_WHAT TO DO:_ Only the pictures are to be left out; set down the rest of the records exactly.

_TASK INPUT:_
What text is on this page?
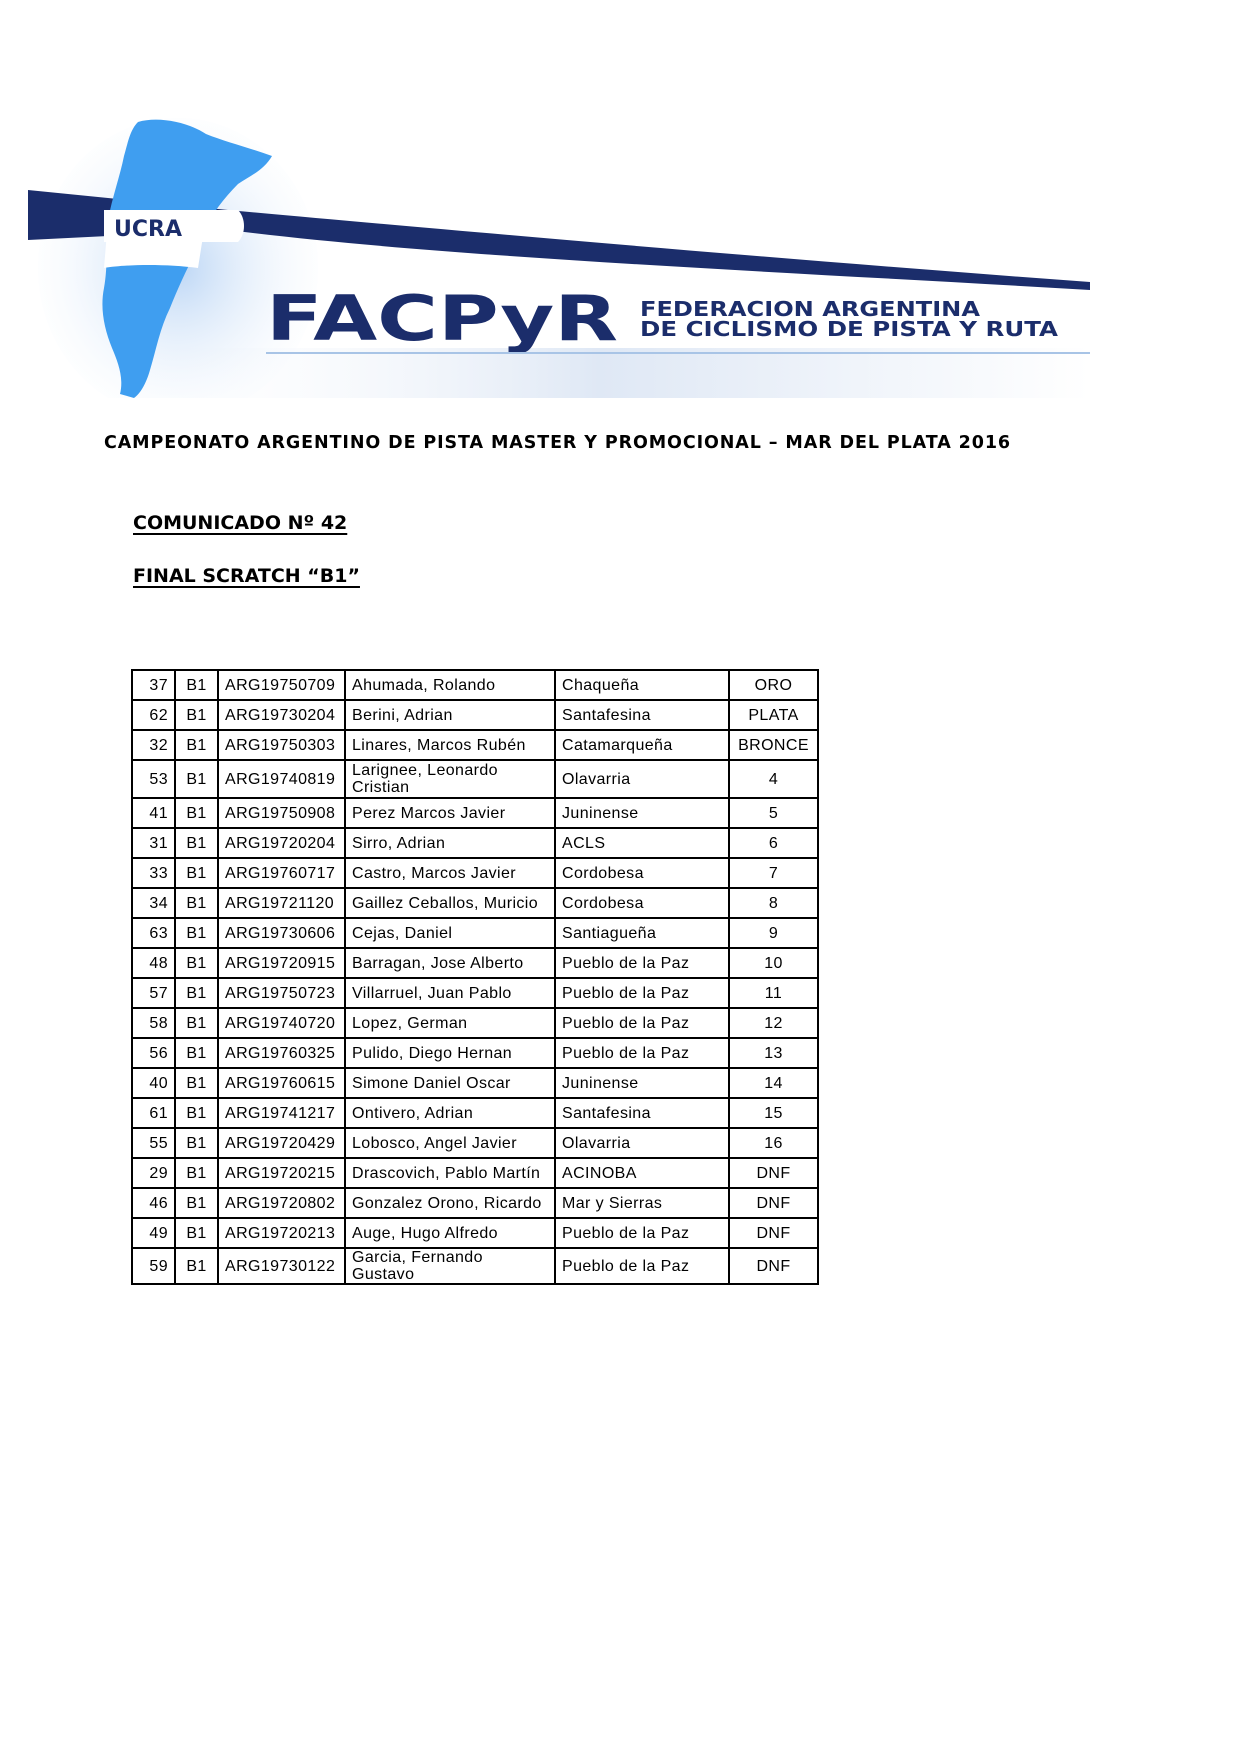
UCRA
FACPyR FEDERACION ARGENTINA
DE CICLISMO DE PISTA Y RUTA
CAMPEONATO ARGENTINO DE PISTA MASTER Y PROMOCIONAL – MAR DEL PLATA 2016
COMUNICADO Nº 42
FINAL SCRATCH “B1”
37	B1	ARG19750709	Ahumada, Rolando	Chaqueña	ORO
62	B1	ARG19730204	Berini, Adrian	Santafesina	PLATA
32	B1	ARG19750303	Linares, Marcos Rubén	Catamarqueña	BRONCE
53	B1	ARG19740819	Larignee, Leonardo Cristian	Olavarria	4
41	B1	ARG19750908	Perez Marcos Javier	Juninense	5
31	B1	ARG19720204	Sirro, Adrian	ACLS	6
33	B1	ARG19760717	Castro, Marcos Javier	Cordobesa	7
34	B1	ARG19721120	Gaillez Ceballos, Muricio	Cordobesa	8
63	B1	ARG19730606	Cejas, Daniel	Santiagueña	9
48	B1	ARG19720915	Barragan, Jose Alberto	Pueblo de la Paz	10
57	B1	ARG19750723	Villarruel, Juan Pablo	Pueblo de la Paz	11
58	B1	ARG19740720	Lopez, German	Pueblo de la Paz	12
56	B1	ARG19760325	Pulido, Diego Hernan	Pueblo de la Paz	13
40	B1	ARG19760615	Simone Daniel Oscar	Juninense	14
61	B1	ARG19741217	Ontivero, Adrian	Santafesina	15
55	B1	ARG19720429	Lobosco, Angel Javier	Olavarria	16
29	B1	ARG19720215	Drascovich, Pablo Martín	ACINOBA	DNF
46	B1	ARG19720802	Gonzalez Orono, Ricardo	Mar y Sierras	DNF
49	B1	ARG19720213	Auge, Hugo Alfredo	Pueblo de la Paz	DNF
59	B1	ARG19730122	Garcia, Fernando Gustavo	Pueblo de la Paz	DNF
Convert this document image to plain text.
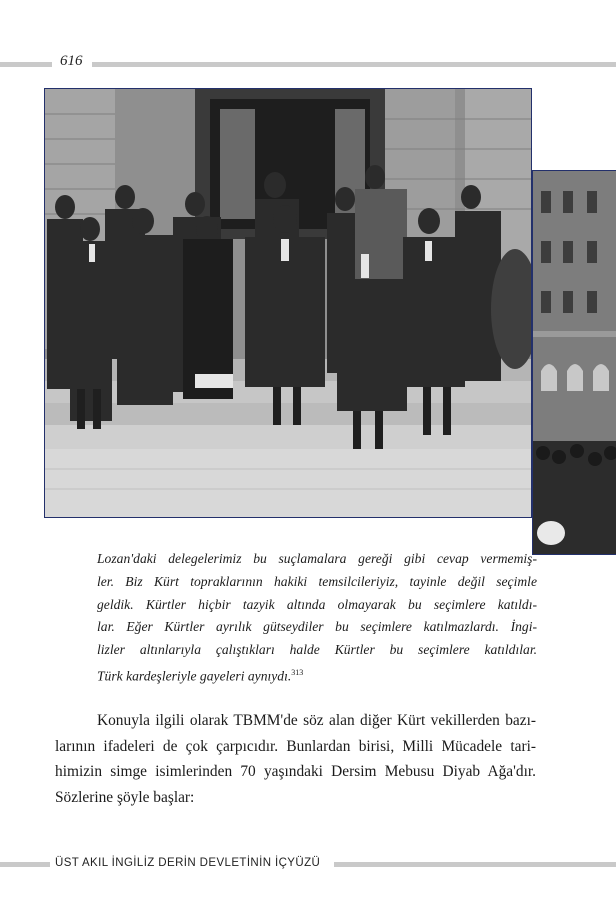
616
Lozan'daki delegelerimiz bu suçlamalara gereği gibi cevap vermemiş-
ler. Biz Kürt topraklarının hakiki temsilcileriyiz, tayinle değil seçimle
geldik. Kürtler hiçbir tazyik altında olmayarak bu seçimlere katıldı-
lar. Eğer Kürtler ayrılık gütseydiler bu seçimlere katılmazlardı. İngi-
lizler altınlarıyla çalıştıkları halde Kürtler bu seçimlere katıldılar.
Türk kardeşleriyle gayeleri aynıydı.$^{313}$
Konuyla ilgili olarak TBMM'de söz alan diğer Kürt vekillerden bazı-
larının ifadeleri de çok çarpıcıdır. Bunlardan birisi, Milli Mücadele tari-
himizin simge isimlerinden 70 yaşındaki Dersim Mebusu Diyab Ağa'dır.
Sözlerine şöyle başlar:
ÜST AKIL İNGİLİZ DERİN DEVLETİNİN İÇYÜZÜ
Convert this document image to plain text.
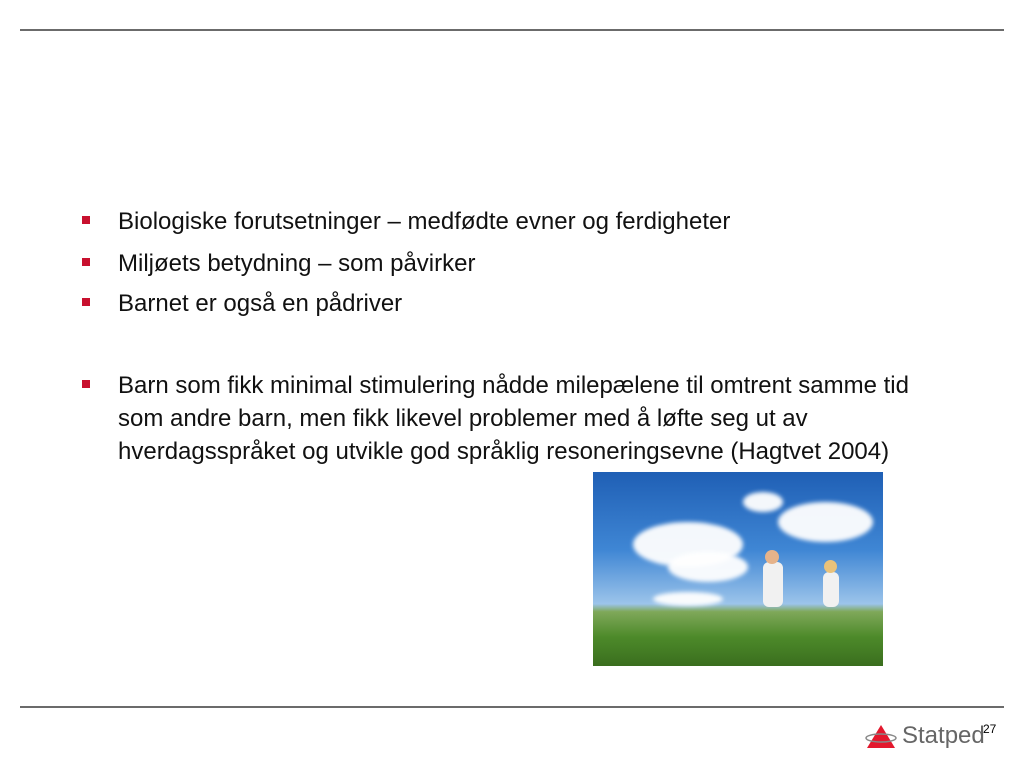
Biologiske forutsetninger – medfødte evner og ferdigheter
Miljøets betydning – som påvirker
Barnet er også en pådriver
Barn som fikk minimal stimulering nådde milepælene til omtrent samme tid som andre barn, men fikk likevel problemer med å løfte seg ut av hverdagsspråket og utvikle god språklig resoneringsevne (Hagtvet 2004)
Statped
27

_EXERCISE RESPONSE:_
What text is on this page?
UCRA
FACPyR FEDERACION ARGENTINA
DE CICLISMO DE PISTA Y RUTA
CAMPEONATO ARGENTINO DE PISTA MASTER Y PROMOCIONAL – MAR DEL PLATA 2016
COMUNICADO Nº 42
FINAL SCRATCH “B1”
37	B1	ARG19750709	Ahumada, Rolando	Chaqueña	ORO
62	B1	ARG19730204	Berini, Adrian	Santafesina	PLATA
32	B1	ARG19750303	Linares, Marcos Rubén	Catamarqueña	BRONCE
53	B1	ARG19740819	Larignee, Leonardo Cristian	Olavarria	4
41	B1	ARG19750908	Perez Marcos Javier	Juninense	5
31	B1	ARG19720204	Sirro, Adrian	ACLS	6
33	B1	ARG19760717	Castro, Marcos Javier	Cordobesa	7
34	B1	ARG19721120	Gaillez Ceballos, Muricio	Cordobesa	8
63	B1	ARG19730606	Cejas, Daniel	Santiagueña	9
48	B1	ARG19720915	Barragan, Jose Alberto	Pueblo de la Paz	10
57	B1	ARG19750723	Villarruel, Juan Pablo	Pueblo de la Paz	11
58	B1	ARG19740720	Lopez, German	Pueblo de la Paz	12
56	B1	ARG19760325	Pulido, Diego Hernan	Pueblo de la Paz	13
40	B1	ARG19760615	Simone Daniel Oscar	Juninense	14
61	B1	ARG19741217	Ontivero, Adrian	Santafesina	15
55	B1	ARG19720429	Lobosco, Angel Javier	Olavarria	16
29	B1	ARG19720215	Drascovich, Pablo Martín	ACINOBA	DNF
46	B1	ARG19720802	Gonzalez Orono, Ricardo	Mar y Sierras	DNF
49	B1	ARG19720213	Auge, Hugo Alfredo	Pueblo de la Paz	DNF
59	B1	ARG19730122	Garcia, Fernando Gustavo	Pueblo de la Paz	DNF
Convert this document image to plain text.
616
Lozan'daki delegelerimiz bu suçlamalara gereği gibi cevap vermemiş-
ler. Biz Kürt topraklarının hakiki temsilcileriyiz, tayinle değil seçimle
geldik. Kürtler hiçbir tazyik altında olmayarak bu seçimlere katıldı-
lar. Eğer Kürtler ayrılık gütseydiler bu seçimlere katılmazlardı. İngi-
lizler altınlarıyla çalıştıkları halde Kürtler bu seçimlere katıldılar.
Türk kardeşleriyle gayeleri aynıydı.$^{313}$
Konuyla ilgili olarak TBMM'de söz alan diğer Kürt vekillerden bazı-
larının ifadeleri de çok çarpıcıdır. Bunlardan birisi, Milli Mücadele tari-
himizin simge isimlerinden 70 yaşındaki Dersim Mebusu Diyab Ağa'dır.
Sözlerine şöyle başlar:
ÜST AKIL İNGİLİZ DERİN DEVLETİNİN İÇYÜZÜ
Convert this document image to plain text.
Biologiske forutsetninger – medfødte evner og ferdigheter
Miljøets betydning – som påvirker
Barnet er også en pådriver
Barn som fikk minimal stimulering nådde milepælene til omtrent samme tid som andre barn, men fikk likevel problemer med å løfte seg ut av hverdagsspråket og utvikle god språklig resoneringsevne (Hagtvet 2004)
Statped
27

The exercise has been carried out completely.